[MATERIALS PROVIDED]
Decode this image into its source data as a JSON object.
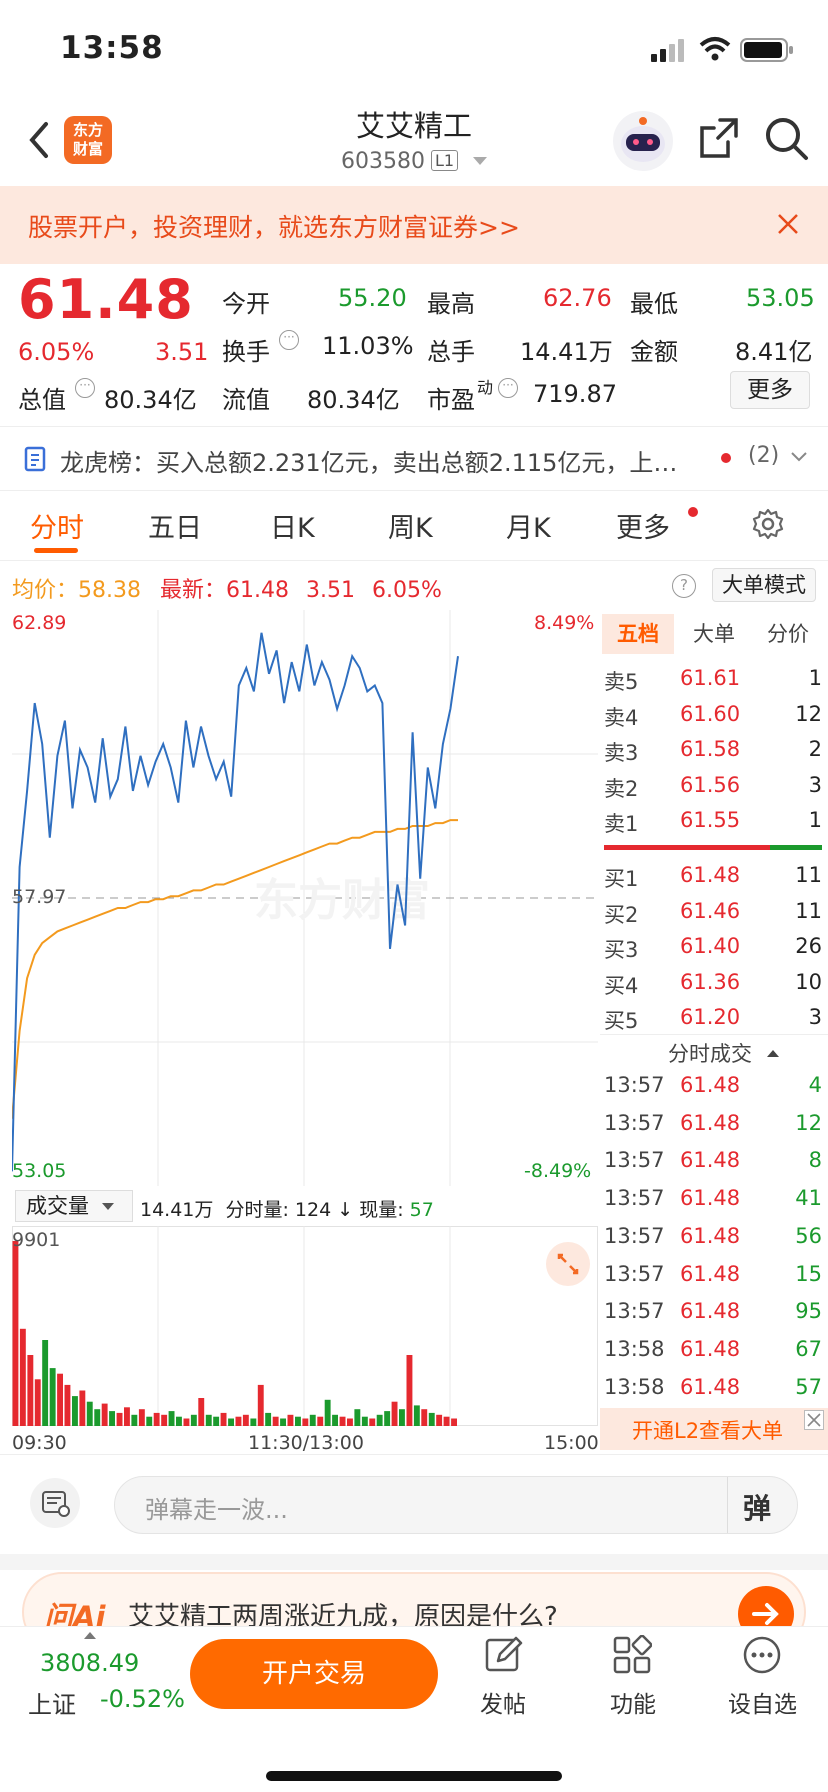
{
  "status_bar": {
    "time": "13:58"
  },
  "header": {
    "title": "艾艾精工",
    "code": "603580",
    "level": "L1",
    "logo_line1": "东方",
    "logo_line2": "财富"
  },
  "banner": {
    "text": "股票开户，投资理财，就选东方财富证券>>"
  },
  "quote": {
    "price": "61.48",
    "change_pct": "6.05%",
    "change": "3.51",
    "open_label": "今开",
    "open": "55.20",
    "high_label": "最高",
    "high": "62.76",
    "low_label": "最低",
    "low": "53.05",
    "turnover_label": "换手",
    "turnover": "11.03%",
    "volume_label": "总手",
    "volume": "14.41万",
    "amount_label": "金额",
    "amount": "8.41亿",
    "mktcap_label": "总值",
    "mktcap": "80.34亿",
    "float_label": "流值",
    "float": "80.34亿",
    "pe_label": "市盈",
    "pe_sup": "动",
    "pe": "719.87",
    "more_label": "更多"
  },
  "dragon": {
    "text": "龙虎榜：买入总额2.231亿元，卖出总额2.115亿元，上…",
    "count": "(2)"
  },
  "tabs": [
    "分时",
    "五日",
    "日K",
    "周K",
    "月K",
    "更多"
  ],
  "info_line": {
    "avg_label": "均价：",
    "avg": "58.38",
    "latest_label": "最新：",
    "latest": "61.48",
    "change": "3.51",
    "pct": "6.05%",
    "mode_button": "大单模式"
  },
  "chart_data": {
    "type": "line",
    "y_top": "62.89",
    "y_mid": "57.97",
    "y_bottom": "53.05",
    "pct_top": "8.49%",
    "pct_bottom": "-8.49%",
    "x_ticks": [
      "09:30",
      "11:30/13:00",
      "15:00"
    ],
    "ylim": [
      53.05,
      62.89
    ],
    "price": [
      53.3,
      58.5,
      59.8,
      61.3,
      60.6,
      59.0,
      60.4,
      61.0,
      59.5,
      60.5,
      60.2,
      59.6,
      60.7,
      59.7,
      60.0,
      60.9,
      59.8,
      60.4,
      59.9,
      60.3,
      60.6,
      60.2,
      59.6,
      61.0,
      60.2,
      60.9,
      60.4,
      60.0,
      60.3,
      59.7,
      61.6,
      61.9,
      61.5,
      62.5,
      61.8,
      62.2,
      61.3,
      62.0,
      61.5,
      62.3,
      61.6,
      62.0,
      61.7,
      61.2,
      61.6,
      62.1,
      61.9,
      61.5,
      61.6,
      61.3,
      57.1,
      58.2,
      57.5,
      60.8,
      58.3,
      60.2,
      59.5,
      60.6,
      61.2,
      62.1
    ],
    "avg": [
      54.2,
      55.7,
      56.6,
      57.0,
      57.2,
      57.3,
      57.4,
      57.45,
      57.5,
      57.55,
      57.6,
      57.65,
      57.7,
      57.75,
      57.8,
      57.8,
      57.85,
      57.9,
      57.9,
      57.95,
      57.95,
      58.0,
      58.0,
      58.05,
      58.1,
      58.1,
      58.15,
      58.2,
      58.2,
      58.25,
      58.3,
      58.35,
      58.4,
      58.45,
      58.5,
      58.55,
      58.6,
      58.65,
      58.7,
      58.75,
      58.8,
      58.85,
      58.9,
      58.9,
      58.95,
      59.0,
      59.0,
      59.05,
      59.1,
      59.1,
      59.1,
      59.15,
      59.15,
      59.2,
      59.2,
      59.2,
      59.25,
      59.25,
      59.3,
      59.3
    ],
    "volume_label": "成交量",
    "volume_total": "14.41万",
    "minute_vol_label": "分时量:",
    "minute_vol": "124",
    "cur_vol_label": "现量:",
    "cur_vol": "57",
    "vol_max": "9901",
    "volumes": [
      9901,
      5200,
      3800,
      2500,
      4600,
      3100,
      2800,
      2200,
      1600,
      1900,
      1300,
      900,
      1200,
      800,
      700,
      1000,
      600,
      900,
      500,
      700,
      600,
      800,
      500,
      400,
      600,
      1500,
      600,
      500,
      700,
      400,
      500,
      600,
      400,
      2200,
      700,
      500,
      400,
      600,
      500,
      400,
      600,
      500,
      1400,
      600,
      500,
      400,
      900,
      500,
      400,
      600,
      800,
      1300,
      900,
      3800,
      1100,
      900,
      700,
      600,
      500,
      400
    ]
  },
  "order_book": {
    "tabs": [
      "五档",
      "大单",
      "分价"
    ],
    "asks": [
      {
        "label": "卖5",
        "price": "61.61",
        "qty": "1"
      },
      {
        "label": "卖4",
        "price": "61.60",
        "qty": "12"
      },
      {
        "label": "卖3",
        "price": "61.58",
        "qty": "2"
      },
      {
        "label": "卖2",
        "price": "61.56",
        "qty": "3"
      },
      {
        "label": "卖1",
        "price": "61.55",
        "qty": "1"
      }
    ],
    "bids": [
      {
        "label": "买1",
        "price": "61.48",
        "qty": "11"
      },
      {
        "label": "买2",
        "price": "61.46",
        "qty": "11"
      },
      {
        "label": "买3",
        "price": "61.40",
        "qty": "26"
      },
      {
        "label": "买4",
        "price": "61.36",
        "qty": "10"
      },
      {
        "label": "买5",
        "price": "61.20",
        "qty": "3"
      }
    ],
    "ticks_title": "分时成交",
    "ticks": [
      {
        "t": "13:57",
        "p": "61.48",
        "v": "4"
      },
      {
        "t": "13:57",
        "p": "61.48",
        "v": "12"
      },
      {
        "t": "13:57",
        "p": "61.48",
        "v": "8"
      },
      {
        "t": "13:57",
        "p": "61.48",
        "v": "41"
      },
      {
        "t": "13:57",
        "p": "61.48",
        "v": "56"
      },
      {
        "t": "13:57",
        "p": "61.48",
        "v": "15"
      },
      {
        "t": "13:57",
        "p": "61.48",
        "v": "95"
      },
      {
        "t": "13:58",
        "p": "61.48",
        "v": "67"
      },
      {
        "t": "13:58",
        "p": "61.48",
        "v": "57"
      }
    ],
    "l2_text": "开通L2查看大单"
  },
  "comment": {
    "placeholder": "弹幕走一波...",
    "danmu_label": "弹"
  },
  "ai": {
    "logo": "问Ai",
    "text": "艾艾精工两周涨近九成，原因是什么?"
  },
  "bottom_bar": {
    "index_value": "3808.49",
    "index_name": "上证",
    "index_pct": "-0.52%",
    "trade_button": "开户交易",
    "post_label": "发帖",
    "func_label": "功能",
    "watch_label": "设自选"
  },
  "colors": {
    "up": "#e5292f",
    "down": "#1b9a2d",
    "accent": "#ff5b00",
    "price_line": "#2f6fc0",
    "avg_line": "#f39a1e"
  }
}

[EXERCISE DESCRIPTION] Set the entries down again exactly. Do not include the images.

[SOLUTION FOR THIS EXERCISE]
Decode this image into its source data as a JSON object.
{
  "status_bar": {
    "time": "13:58"
  },
  "header": {
    "title": "艾艾精工",
    "code": "603580",
    "level": "L1",
    "logo_line1": "东方",
    "logo_line2": "财富"
  },
  "banner": {
    "text": "股票开户，投资理财，就选东方财富证券>>"
  },
  "quote": {
    "price": "61.48",
    "change_pct": "6.05%",
    "change": "3.51",
    "open_label": "今开",
    "open": "55.20",
    "high_label": "最高",
    "high": "62.76",
    "low_label": "最低",
    "low": "53.05",
    "turnover_label": "换手",
    "turnover": "11.03%",
    "volume_label": "总手",
    "volume": "14.41万",
    "amount_label": "金额",
    "amount": "8.41亿",
    "mktcap_label": "总值",
    "mktcap": "80.34亿",
    "float_label": "流值",
    "float": "80.34亿",
    "pe_label": "市盈",
    "pe_sup": "动",
    "pe": "719.87",
    "more_label": "更多"
  },
  "dragon": {
    "text": "龙虎榜：买入总额2.231亿元，卖出总额2.115亿元，上…",
    "count": "(2)"
  },
  "tabs": [
    "分时",
    "五日",
    "日K",
    "周K",
    "月K",
    "更多"
  ],
  "info_line": {
    "avg_label": "均价：",
    "avg": "58.38",
    "latest_label": "最新：",
    "latest": "61.48",
    "change": "3.51",
    "pct": "6.05%",
    "mode_button": "大单模式"
  },
  "chart_data": {
    "type": "line",
    "y_top": "62.89",
    "y_mid": "57.97",
    "y_bottom": "53.05",
    "pct_top": "8.49%",
    "pct_bottom": "-8.49%",
    "x_ticks": [
      "09:30",
      "11:30/13:00",
      "15:00"
    ],
    "ylim": [
      53.05,
      62.89
    ],
    "price": [
      53.3,
      58.5,
      59.8,
      61.3,
      60.6,
      59.0,
      60.4,
      61.0,
      59.5,
      60.5,
      60.2,
      59.6,
      60.7,
      59.7,
      60.0,
      60.9,
      59.8,
      60.4,
      59.9,
      60.3,
      60.6,
      60.2,
      59.6,
      61.0,
      60.2,
      60.9,
      60.4,
      60.0,
      60.3,
      59.7,
      61.6,
      61.9,
      61.5,
      62.5,
      61.8,
      62.2,
      61.3,
      62.0,
      61.5,
      62.3,
      61.6,
      62.0,
      61.7,
      61.2,
      61.6,
      62.1,
      61.9,
      61.5,
      61.6,
      61.3,
      57.1,
      58.2,
      57.5,
      60.8,
      58.3,
      60.2,
      59.5,
      60.6,
      61.2,
      62.1
    ],
    "avg": [
      54.2,
      55.7,
      56.6,
      57.0,
      57.2,
      57.3,
      57.4,
      57.45,
      57.5,
      57.55,
      57.6,
      57.65,
      57.7,
      57.75,
      57.8,
      57.8,
      57.85,
      57.9,
      57.9,
      57.95,
      57.95,
      58.0,
      58.0,
      58.05,
      58.1,
      58.1,
      58.15,
      58.2,
      58.2,
      58.25,
      58.3,
      58.35,
      58.4,
      58.45,
      58.5,
      58.55,
      58.6,
      58.65,
      58.7,
      58.75,
      58.8,
      58.85,
      58.9,
      58.9,
      58.95,
      59.0,
      59.0,
      59.05,
      59.1,
      59.1,
      59.1,
      59.15,
      59.15,
      59.2,
      59.2,
      59.2,
      59.25,
      59.25,
      59.3,
      59.3
    ],
    "volume_label": "成交量",
    "volume_total": "14.41万",
    "minute_vol_label": "分时量:",
    "minute_vol": "124",
    "cur_vol_label": "现量:",
    "cur_vol": "57",
    "vol_max": "9901",
    "volumes": [
      9901,
      5200,
      3800,
      2500,
      4600,
      3100,
      2800,
      2200,
      1600,
      1900,
      1300,
      900,
      1200,
      800,
      700,
      1000,
      600,
      900,
      500,
      700,
      600,
      800,
      500,
      400,
      600,
      1500,
      600,
      500,
      700,
      400,
      500,
      600,
      400,
      2200,
      700,
      500,
      400,
      600,
      500,
      400,
      600,
      500,
      1400,
      600,
      500,
      400,
      900,
      500,
      400,
      600,
      800,
      1300,
      900,
      3800,
      1100,
      900,
      700,
      600,
      500,
      400
    ]
  },
  "order_book": {
    "tabs": [
      "五档",
      "大单",
      "分价"
    ],
    "asks": [
      {
        "label": "卖5",
        "price": "61.61",
        "qty": "1"
      },
      {
        "label": "卖4",
        "price": "61.60",
        "qty": "12"
      },
      {
        "label": "卖3",
        "price": "61.58",
        "qty": "2"
      },
      {
        "label": "卖2",
        "price": "61.56",
        "qty": "3"
      },
      {
        "label": "卖1",
        "price": "61.55",
        "qty": "1"
      }
    ],
    "bids": [
      {
        "label": "买1",
        "price": "61.48",
        "qty": "11"
      },
      {
        "label": "买2",
        "price": "61.46",
        "qty": "11"
      },
      {
        "label": "买3",
        "price": "61.40",
        "qty": "26"
      },
      {
        "label": "买4",
        "price": "61.36",
        "qty": "10"
      },
      {
        "label": "买5",
        "price": "61.20",
        "qty": "3"
      }
    ],
    "ticks_title": "分时成交",
    "ticks": [
      {
        "t": "13:57",
        "p": "61.48",
        "v": "4"
      },
      {
        "t": "13:57",
        "p": "61.48",
        "v": "12"
      },
      {
        "t": "13:57",
        "p": "61.48",
        "v": "8"
      },
      {
        "t": "13:57",
        "p": "61.48",
        "v": "41"
      },
      {
        "t": "13:57",
        "p": "61.48",
        "v": "56"
      },
      {
        "t": "13:57",
        "p": "61.48",
        "v": "15"
      },
      {
        "t": "13:57",
        "p": "61.48",
        "v": "95"
      },
      {
        "t": "13:58",
        "p": "61.48",
        "v": "67"
      },
      {
        "t": "13:58",
        "p": "61.48",
        "v": "57"
      }
    ],
    "l2_text": "开通L2查看大单"
  },
  "comment": {
    "placeholder": "弹幕走一波...",
    "danmu_label": "弹"
  },
  "ai": {
    "logo": "问Ai",
    "text": "艾艾精工两周涨近九成，原因是什么?"
  },
  "bottom_bar": {
    "index_value": "3808.49",
    "index_name": "上证",
    "index_pct": "-0.52%",
    "trade_button": "开户交易",
    "post_label": "发帖",
    "func_label": "功能",
    "watch_label": "设自选"
  },
  "colors": {
    "up": "#e5292f",
    "down": "#1b9a2d",
    "accent": "#ff5b00",
    "price_line": "#2f6fc0",
    "avg_line": "#f39a1e"
  }
}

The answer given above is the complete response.